Directive - Where the string "размера" occurs in the material below, report the whole line.

Provided records -
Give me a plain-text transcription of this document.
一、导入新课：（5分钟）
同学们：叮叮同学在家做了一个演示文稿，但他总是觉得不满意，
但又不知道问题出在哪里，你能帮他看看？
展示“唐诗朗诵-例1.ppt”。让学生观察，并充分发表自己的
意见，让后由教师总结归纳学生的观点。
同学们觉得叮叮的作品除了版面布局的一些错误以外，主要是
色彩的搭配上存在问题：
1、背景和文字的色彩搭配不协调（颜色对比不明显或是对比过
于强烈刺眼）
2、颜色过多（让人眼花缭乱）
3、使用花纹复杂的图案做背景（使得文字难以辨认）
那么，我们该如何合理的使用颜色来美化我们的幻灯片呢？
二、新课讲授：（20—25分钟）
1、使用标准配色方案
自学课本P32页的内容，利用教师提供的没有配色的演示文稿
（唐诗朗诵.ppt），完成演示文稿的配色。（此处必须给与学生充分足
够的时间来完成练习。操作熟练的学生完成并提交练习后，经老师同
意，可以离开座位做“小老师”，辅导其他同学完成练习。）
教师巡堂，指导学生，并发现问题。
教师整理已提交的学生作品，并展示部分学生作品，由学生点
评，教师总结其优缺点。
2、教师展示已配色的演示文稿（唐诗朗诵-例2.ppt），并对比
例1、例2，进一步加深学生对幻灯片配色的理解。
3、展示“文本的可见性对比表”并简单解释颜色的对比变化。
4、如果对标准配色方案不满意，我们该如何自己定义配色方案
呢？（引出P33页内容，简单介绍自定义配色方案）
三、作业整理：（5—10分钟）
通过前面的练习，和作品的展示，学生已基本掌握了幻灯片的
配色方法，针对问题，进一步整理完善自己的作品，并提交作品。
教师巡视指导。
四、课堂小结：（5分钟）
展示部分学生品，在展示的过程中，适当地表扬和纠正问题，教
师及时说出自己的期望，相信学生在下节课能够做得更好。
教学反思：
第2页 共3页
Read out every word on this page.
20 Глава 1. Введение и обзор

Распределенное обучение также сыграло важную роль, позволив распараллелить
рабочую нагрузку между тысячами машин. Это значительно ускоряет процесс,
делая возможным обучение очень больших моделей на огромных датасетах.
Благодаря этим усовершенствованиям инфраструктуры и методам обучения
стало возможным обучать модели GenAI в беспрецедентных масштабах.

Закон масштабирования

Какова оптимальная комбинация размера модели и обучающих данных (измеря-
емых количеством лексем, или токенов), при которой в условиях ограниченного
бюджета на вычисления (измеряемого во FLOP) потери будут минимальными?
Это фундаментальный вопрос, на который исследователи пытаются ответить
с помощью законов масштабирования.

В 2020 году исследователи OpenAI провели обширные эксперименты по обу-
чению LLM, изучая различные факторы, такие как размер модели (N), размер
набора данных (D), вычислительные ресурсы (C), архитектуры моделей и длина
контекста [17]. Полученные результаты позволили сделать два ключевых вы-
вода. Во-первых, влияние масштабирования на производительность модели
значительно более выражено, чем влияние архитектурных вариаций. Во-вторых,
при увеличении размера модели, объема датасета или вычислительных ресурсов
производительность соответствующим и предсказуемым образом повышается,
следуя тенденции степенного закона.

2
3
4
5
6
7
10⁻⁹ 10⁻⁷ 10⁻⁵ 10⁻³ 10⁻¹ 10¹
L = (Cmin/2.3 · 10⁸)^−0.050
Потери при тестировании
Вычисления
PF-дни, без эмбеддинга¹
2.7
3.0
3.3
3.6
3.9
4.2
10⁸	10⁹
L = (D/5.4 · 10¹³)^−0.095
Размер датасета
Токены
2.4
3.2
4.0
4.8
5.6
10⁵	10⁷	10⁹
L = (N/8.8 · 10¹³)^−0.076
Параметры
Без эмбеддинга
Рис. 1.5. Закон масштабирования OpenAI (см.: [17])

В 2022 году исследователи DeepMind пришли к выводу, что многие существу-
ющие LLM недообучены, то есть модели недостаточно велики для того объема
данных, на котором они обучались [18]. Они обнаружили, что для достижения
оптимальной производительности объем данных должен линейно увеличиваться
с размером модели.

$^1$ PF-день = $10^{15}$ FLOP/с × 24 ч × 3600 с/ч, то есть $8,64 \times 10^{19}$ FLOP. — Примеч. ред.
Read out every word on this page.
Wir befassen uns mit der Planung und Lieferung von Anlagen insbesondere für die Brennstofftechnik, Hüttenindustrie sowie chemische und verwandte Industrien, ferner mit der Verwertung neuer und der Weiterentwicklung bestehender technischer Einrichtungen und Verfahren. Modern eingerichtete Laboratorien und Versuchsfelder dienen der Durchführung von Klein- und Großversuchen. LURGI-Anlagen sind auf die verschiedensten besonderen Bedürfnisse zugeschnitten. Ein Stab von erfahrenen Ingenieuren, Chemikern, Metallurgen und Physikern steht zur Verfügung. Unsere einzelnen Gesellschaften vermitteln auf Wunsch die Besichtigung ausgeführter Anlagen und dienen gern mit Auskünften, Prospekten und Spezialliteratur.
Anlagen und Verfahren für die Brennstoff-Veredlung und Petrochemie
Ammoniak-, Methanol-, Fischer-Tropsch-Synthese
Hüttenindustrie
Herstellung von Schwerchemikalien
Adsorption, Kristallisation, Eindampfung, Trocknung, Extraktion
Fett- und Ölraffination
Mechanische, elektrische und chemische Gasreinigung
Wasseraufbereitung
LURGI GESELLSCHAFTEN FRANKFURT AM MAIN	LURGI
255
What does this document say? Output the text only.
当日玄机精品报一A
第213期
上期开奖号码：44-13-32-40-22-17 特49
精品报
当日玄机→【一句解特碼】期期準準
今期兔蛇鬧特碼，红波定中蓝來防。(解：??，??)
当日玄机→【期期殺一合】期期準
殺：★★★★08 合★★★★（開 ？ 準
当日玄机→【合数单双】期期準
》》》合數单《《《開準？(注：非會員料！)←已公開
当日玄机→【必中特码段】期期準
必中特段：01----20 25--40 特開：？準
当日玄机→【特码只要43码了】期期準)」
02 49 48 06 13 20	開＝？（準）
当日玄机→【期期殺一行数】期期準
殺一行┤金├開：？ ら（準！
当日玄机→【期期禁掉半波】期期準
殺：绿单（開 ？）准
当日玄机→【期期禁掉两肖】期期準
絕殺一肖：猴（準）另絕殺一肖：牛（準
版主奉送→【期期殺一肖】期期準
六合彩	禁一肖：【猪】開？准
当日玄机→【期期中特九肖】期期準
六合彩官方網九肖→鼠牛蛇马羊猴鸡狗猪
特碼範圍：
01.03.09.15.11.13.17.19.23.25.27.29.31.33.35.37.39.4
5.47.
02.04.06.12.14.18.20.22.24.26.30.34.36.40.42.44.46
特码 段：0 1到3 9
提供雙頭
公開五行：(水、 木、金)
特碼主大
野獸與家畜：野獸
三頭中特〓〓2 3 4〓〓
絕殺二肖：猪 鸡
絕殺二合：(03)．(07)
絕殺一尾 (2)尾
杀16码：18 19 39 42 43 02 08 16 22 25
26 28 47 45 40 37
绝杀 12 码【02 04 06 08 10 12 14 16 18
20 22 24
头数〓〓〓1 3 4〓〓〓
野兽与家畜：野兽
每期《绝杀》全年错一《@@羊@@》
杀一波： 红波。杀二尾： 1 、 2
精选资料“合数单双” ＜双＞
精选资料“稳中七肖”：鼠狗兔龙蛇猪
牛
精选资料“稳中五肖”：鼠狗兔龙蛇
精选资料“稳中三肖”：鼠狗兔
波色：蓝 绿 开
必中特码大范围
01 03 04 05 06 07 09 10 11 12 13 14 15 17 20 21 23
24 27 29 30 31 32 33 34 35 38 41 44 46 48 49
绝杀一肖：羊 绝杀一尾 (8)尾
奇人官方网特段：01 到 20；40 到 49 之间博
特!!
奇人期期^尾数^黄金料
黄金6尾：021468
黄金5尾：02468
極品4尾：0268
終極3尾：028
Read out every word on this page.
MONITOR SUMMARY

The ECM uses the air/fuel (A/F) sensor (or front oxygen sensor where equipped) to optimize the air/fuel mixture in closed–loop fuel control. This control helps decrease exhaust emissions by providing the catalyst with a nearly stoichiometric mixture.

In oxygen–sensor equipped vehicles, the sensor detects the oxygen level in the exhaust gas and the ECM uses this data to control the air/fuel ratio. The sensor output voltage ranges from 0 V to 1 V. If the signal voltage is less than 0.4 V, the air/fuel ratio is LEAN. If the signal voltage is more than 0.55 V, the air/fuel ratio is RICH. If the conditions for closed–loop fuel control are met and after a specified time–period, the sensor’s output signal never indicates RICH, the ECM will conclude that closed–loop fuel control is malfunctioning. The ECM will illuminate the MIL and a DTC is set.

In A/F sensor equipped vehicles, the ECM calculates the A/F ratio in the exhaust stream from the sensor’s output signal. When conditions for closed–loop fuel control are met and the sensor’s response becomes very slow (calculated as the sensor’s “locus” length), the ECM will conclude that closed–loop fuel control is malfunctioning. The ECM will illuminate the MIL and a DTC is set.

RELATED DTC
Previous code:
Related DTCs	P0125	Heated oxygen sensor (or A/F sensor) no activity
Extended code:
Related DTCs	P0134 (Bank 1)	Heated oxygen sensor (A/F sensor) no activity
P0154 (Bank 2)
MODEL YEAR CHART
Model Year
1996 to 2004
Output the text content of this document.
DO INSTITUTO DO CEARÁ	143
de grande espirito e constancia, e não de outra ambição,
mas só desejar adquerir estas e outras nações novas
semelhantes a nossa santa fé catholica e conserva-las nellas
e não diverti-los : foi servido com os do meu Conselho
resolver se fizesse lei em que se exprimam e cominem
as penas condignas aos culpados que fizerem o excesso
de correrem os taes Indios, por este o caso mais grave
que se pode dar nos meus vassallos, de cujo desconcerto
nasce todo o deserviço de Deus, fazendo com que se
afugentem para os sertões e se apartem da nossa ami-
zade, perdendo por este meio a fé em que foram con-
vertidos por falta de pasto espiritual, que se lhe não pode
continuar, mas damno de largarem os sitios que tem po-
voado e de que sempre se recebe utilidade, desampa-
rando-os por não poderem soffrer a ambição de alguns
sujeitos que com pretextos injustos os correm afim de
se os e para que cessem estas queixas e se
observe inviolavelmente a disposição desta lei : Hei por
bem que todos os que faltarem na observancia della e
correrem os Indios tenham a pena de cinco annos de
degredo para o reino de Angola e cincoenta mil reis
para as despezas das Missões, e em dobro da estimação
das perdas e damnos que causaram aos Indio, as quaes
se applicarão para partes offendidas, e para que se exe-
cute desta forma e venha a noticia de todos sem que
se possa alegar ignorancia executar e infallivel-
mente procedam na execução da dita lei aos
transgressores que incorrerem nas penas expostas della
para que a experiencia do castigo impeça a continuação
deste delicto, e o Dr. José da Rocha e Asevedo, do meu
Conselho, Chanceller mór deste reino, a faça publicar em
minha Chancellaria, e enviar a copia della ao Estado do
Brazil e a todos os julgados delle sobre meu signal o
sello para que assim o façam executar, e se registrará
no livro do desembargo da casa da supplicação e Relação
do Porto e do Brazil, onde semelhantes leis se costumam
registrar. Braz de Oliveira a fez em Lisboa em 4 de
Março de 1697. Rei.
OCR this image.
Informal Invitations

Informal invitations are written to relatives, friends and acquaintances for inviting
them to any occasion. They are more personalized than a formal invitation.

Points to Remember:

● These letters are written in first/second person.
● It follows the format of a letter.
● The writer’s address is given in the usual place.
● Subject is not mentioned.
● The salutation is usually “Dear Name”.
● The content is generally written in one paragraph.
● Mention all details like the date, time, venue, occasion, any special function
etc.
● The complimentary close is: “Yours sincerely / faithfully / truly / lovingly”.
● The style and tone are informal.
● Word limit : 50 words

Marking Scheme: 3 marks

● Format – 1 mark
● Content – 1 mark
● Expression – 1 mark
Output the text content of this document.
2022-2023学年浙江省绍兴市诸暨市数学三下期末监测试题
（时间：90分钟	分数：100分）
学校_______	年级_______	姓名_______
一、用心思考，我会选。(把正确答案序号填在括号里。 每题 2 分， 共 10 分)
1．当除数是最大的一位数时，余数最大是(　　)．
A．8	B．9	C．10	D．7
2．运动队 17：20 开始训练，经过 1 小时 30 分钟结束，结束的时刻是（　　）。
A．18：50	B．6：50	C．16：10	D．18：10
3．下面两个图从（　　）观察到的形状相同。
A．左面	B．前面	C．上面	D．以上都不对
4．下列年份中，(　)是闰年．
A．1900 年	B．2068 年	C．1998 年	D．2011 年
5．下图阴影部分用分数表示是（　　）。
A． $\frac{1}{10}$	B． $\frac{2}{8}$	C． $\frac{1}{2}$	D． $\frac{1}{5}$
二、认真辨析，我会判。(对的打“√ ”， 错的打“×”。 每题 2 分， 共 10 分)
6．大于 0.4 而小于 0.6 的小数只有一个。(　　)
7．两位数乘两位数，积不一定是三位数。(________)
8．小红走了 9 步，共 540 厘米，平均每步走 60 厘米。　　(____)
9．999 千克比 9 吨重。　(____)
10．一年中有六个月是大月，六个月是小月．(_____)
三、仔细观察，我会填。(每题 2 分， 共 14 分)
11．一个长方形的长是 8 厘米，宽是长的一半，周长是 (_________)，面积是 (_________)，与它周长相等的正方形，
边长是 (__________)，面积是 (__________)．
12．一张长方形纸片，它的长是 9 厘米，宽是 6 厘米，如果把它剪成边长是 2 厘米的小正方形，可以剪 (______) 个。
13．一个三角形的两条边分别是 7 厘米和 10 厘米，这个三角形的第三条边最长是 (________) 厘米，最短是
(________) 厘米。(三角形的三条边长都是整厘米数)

Solution to this problem -
Какова оптимальная комбинация размера модели и обучающих данных (измеря-
при увеличении размера модели, объема датасета или вычислительных ресурсов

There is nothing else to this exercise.